▸ TASK DIRECTIONS
Exactly as given, repeat all of the entries.

▸ SUPPLIED DATA

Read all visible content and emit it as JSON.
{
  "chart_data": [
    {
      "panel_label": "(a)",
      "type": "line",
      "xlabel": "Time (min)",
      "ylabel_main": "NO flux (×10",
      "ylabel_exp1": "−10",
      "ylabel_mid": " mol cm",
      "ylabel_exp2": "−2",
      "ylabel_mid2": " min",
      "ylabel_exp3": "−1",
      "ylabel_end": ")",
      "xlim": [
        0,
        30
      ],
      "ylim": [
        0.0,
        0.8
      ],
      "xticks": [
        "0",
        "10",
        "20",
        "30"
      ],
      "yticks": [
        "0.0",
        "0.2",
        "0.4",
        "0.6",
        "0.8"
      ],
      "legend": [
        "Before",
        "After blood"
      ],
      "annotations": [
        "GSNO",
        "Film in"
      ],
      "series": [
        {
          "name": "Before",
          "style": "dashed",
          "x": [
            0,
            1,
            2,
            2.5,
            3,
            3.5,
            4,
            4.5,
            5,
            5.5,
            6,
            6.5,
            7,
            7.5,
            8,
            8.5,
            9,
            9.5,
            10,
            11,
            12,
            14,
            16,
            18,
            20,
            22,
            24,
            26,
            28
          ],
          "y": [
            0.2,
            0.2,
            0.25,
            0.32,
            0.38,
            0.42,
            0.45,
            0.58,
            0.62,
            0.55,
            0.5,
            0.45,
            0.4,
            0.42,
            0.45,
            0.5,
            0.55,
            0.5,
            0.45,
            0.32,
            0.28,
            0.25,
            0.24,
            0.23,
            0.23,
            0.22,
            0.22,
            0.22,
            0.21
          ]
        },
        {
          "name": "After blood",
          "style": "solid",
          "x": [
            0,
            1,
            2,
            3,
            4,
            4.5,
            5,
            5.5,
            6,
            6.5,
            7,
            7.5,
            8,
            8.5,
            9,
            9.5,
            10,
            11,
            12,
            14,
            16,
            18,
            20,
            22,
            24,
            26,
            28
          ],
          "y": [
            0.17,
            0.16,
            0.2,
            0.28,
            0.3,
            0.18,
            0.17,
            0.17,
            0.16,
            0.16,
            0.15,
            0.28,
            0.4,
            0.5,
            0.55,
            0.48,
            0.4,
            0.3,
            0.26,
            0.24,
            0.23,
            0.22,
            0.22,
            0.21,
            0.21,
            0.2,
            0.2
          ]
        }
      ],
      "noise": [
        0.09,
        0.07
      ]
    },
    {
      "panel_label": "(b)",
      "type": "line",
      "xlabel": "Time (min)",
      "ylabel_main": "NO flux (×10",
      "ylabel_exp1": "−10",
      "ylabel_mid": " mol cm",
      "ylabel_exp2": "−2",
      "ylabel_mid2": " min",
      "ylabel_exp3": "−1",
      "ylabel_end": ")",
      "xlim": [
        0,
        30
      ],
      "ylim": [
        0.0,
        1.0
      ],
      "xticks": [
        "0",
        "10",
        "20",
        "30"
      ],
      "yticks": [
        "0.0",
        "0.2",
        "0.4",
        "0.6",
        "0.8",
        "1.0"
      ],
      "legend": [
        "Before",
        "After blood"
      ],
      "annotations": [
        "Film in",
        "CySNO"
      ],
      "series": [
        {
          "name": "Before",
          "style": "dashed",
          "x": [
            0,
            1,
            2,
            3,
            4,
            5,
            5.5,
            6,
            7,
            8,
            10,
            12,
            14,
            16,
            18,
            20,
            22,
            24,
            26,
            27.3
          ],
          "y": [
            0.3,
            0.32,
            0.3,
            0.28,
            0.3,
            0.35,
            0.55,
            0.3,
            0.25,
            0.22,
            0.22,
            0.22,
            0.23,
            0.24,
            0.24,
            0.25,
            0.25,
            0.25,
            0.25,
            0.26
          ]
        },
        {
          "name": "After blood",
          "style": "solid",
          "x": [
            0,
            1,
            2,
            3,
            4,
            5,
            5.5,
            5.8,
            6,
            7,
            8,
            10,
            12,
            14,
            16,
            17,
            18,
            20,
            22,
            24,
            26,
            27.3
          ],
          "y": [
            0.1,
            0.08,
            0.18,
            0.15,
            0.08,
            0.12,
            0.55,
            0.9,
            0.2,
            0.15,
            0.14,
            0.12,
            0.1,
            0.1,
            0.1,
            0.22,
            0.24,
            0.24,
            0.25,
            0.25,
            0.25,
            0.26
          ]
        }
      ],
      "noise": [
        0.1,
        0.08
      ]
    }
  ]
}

▸ EXPECTED OUTPUT
Read all visible content and emit it as JSON.
{
  "chart_data": [
    {
      "panel_label": "(a)",
      "type": "line",
      "xlabel": "Time (min)",
      "ylabel_main": "NO flux (×10",
      "ylabel_exp1": "−10",
      "ylabel_mid": " mol cm",
      "ylabel_exp2": "−2",
      "ylabel_mid2": " min",
      "ylabel_exp3": "−1",
      "ylabel_end": ")",
      "xlim": [
        0,
        30
      ],
      "ylim": [
        0.0,
        0.8
      ],
      "xticks": [
        "0",
        "10",
        "20",
        "30"
      ],
      "yticks": [
        "0.0",
        "0.2",
        "0.4",
        "0.6",
        "0.8"
      ],
      "legend": [
        "Before",
        "After blood"
      ],
      "annotations": [
        "GSNO",
        "Film in"
      ],
      "series": [
        {
          "name": "Before",
          "style": "dashed",
          "x": [
            0,
            1,
            2,
            2.5,
            3,
            3.5,
            4,
            4.5,
            5,
            5.5,
            6,
            6.5,
            7,
            7.5,
            8,
            8.5,
            9,
            9.5,
            10,
            11,
            12,
            14,
            16,
            18,
            20,
            22,
            24,
            26,
            28
          ],
          "y": [
            0.2,
            0.2,
            0.25,
            0.32,
            0.38,
            0.42,
            0.45,
            0.58,
            0.62,
            0.55,
            0.5,
            0.45,
            0.4,
            0.42,
            0.45,
            0.5,
            0.55,
            0.5,
            0.45,
            0.32,
            0.28,
            0.25,
            0.24,
            0.23,
            0.23,
            0.22,
            0.22,
            0.22,
            0.21
          ]
        },
        {
          "name": "After blood",
          "style": "solid",
          "x": [
            0,
            1,
            2,
            3,
            4,
            4.5,
            5,
            5.5,
            6,
            6.5,
            7,
            7.5,
            8,
            8.5,
            9,
            9.5,
            10,
            11,
            12,
            14,
            16,
            18,
            20,
            22,
            24,
            26,
            28
          ],
          "y": [
            0.17,
            0.16,
            0.2,
            0.28,
            0.3,
            0.18,
            0.17,
            0.17,
            0.16,
            0.16,
            0.15,
            0.28,
            0.4,
            0.5,
            0.55,
            0.48,
            0.4,
            0.3,
            0.26,
            0.24,
            0.23,
            0.22,
            0.22,
            0.21,
            0.21,
            0.2,
            0.2
          ]
        }
      ],
      "noise": [
        0.09,
        0.07
      ]
    },
    {
      "panel_label": "(b)",
      "type": "line",
      "xlabel": "Time (min)",
      "ylabel_main": "NO flux (×10",
      "ylabel_exp1": "−10",
      "ylabel_mid": " mol cm",
      "ylabel_exp2": "−2",
      "ylabel_mid2": " min",
      "ylabel_exp3": "−1",
      "ylabel_end": ")",
      "xlim": [
        0,
        30
      ],
      "ylim": [
        0.0,
        1.0
      ],
      "xticks": [
        "0",
        "10",
        "20",
        "30"
      ],
      "yticks": [
        "0.0",
        "0.2",
        "0.4",
        "0.6",
        "0.8",
        "1.0"
      ],
      "legend": [
        "Before",
        "After blood"
      ],
      "annotations": [
        "Film in",
        "CySNO"
      ],
      "series": [
        {
          "name": "Before",
          "style": "dashed",
          "x": [
            0,
            1,
            2,
            3,
            4,
            5,
            5.5,
            6,
            7,
            8,
            10,
            12,
            14,
            16,
            18,
            20,
            22,
            24,
            26,
            27.3
          ],
          "y": [
            0.3,
            0.32,
            0.3,
            0.28,
            0.3,
            0.35,
            0.55,
            0.3,
            0.25,
            0.22,
            0.22,
            0.22,
            0.23,
            0.24,
            0.24,
            0.25,
            0.25,
            0.25,
            0.25,
            0.26
          ]
        },
        {
          "name": "After blood",
          "style": "solid",
          "x": [
            0,
            1,
            2,
            3,
            4,
            5,
            5.5,
            5.8,
            6,
            7,
            8,
            10,
            12,
            14,
            16,
            17,
            18,
            20,
            22,
            24,
            26,
            27.3
          ],
          "y": [
            0.1,
            0.08,
            0.18,
            0.15,
            0.08,
            0.12,
            0.55,
            0.9,
            0.2,
            0.15,
            0.14,
            0.12,
            0.1,
            0.1,
            0.1,
            0.22,
            0.24,
            0.24,
            0.25,
            0.25,
            0.25,
            0.26
          ]
        }
      ],
      "noise": [
        0.1,
        0.08
      ]
    }
  ]
}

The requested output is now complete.